Given problem: Tally every line of the material that includes "physio", then give the tally and nothing else.

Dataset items
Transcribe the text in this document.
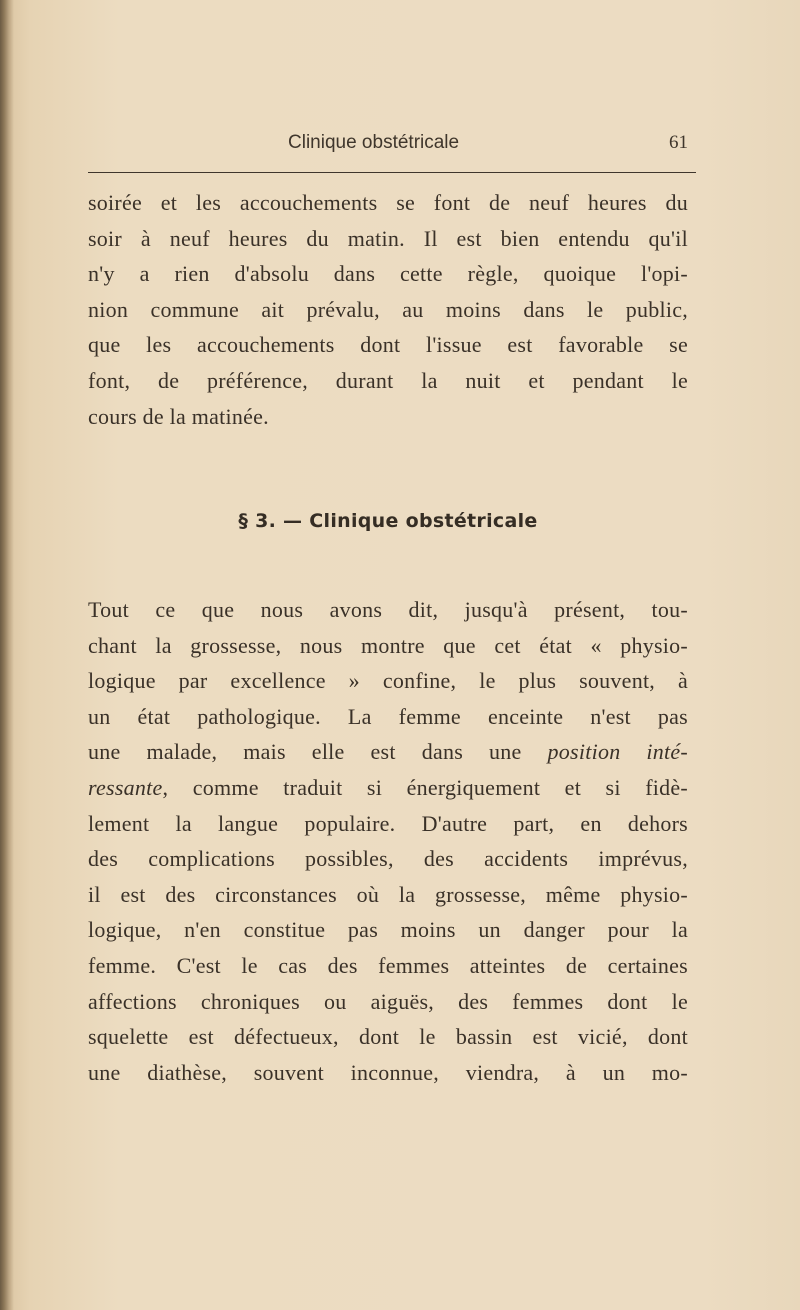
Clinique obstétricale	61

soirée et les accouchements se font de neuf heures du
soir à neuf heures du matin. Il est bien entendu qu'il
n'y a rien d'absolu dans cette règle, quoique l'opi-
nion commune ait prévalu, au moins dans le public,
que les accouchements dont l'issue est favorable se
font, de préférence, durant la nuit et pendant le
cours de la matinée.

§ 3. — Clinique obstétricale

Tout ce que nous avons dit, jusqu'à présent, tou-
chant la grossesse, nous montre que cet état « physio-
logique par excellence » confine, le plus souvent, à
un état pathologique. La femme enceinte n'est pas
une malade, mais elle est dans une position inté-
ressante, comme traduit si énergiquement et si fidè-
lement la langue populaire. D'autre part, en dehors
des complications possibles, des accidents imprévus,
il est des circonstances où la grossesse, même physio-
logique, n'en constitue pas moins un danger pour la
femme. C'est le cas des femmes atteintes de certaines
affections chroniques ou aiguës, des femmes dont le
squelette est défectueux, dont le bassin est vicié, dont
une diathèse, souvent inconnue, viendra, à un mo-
...
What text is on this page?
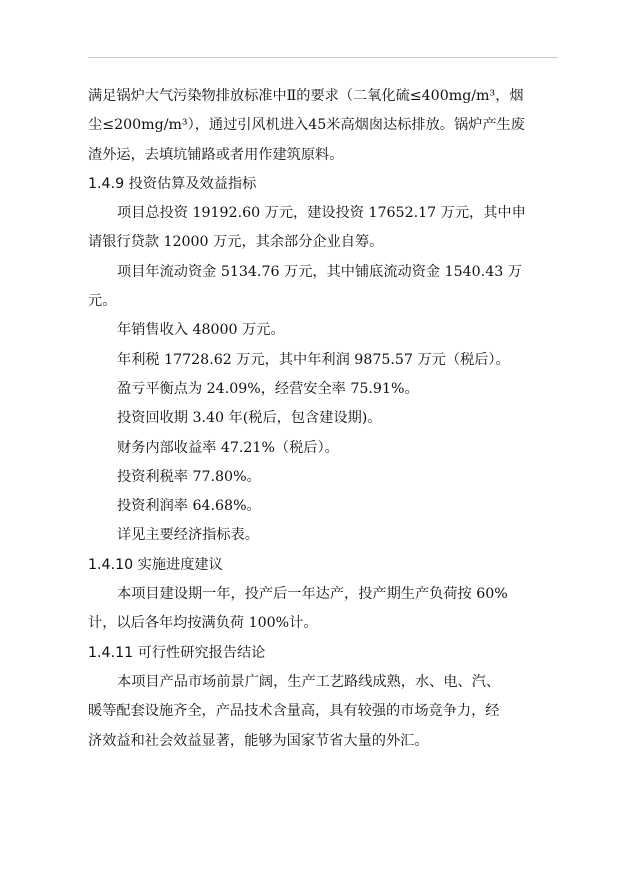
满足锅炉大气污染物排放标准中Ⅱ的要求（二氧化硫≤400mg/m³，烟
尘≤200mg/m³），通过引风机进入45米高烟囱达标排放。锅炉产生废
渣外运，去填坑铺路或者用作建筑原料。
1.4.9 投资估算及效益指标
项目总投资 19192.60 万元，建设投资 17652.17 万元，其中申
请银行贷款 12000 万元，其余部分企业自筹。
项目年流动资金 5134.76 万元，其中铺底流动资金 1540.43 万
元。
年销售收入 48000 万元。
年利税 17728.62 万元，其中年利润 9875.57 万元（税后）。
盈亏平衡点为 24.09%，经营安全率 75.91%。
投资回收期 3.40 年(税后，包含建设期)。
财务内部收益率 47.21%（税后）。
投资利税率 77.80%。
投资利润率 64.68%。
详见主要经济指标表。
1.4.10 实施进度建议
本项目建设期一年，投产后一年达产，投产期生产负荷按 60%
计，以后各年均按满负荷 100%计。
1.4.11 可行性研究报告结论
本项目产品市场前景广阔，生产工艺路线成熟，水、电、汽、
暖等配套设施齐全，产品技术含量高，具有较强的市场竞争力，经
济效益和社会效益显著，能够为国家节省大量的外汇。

Finished task: 2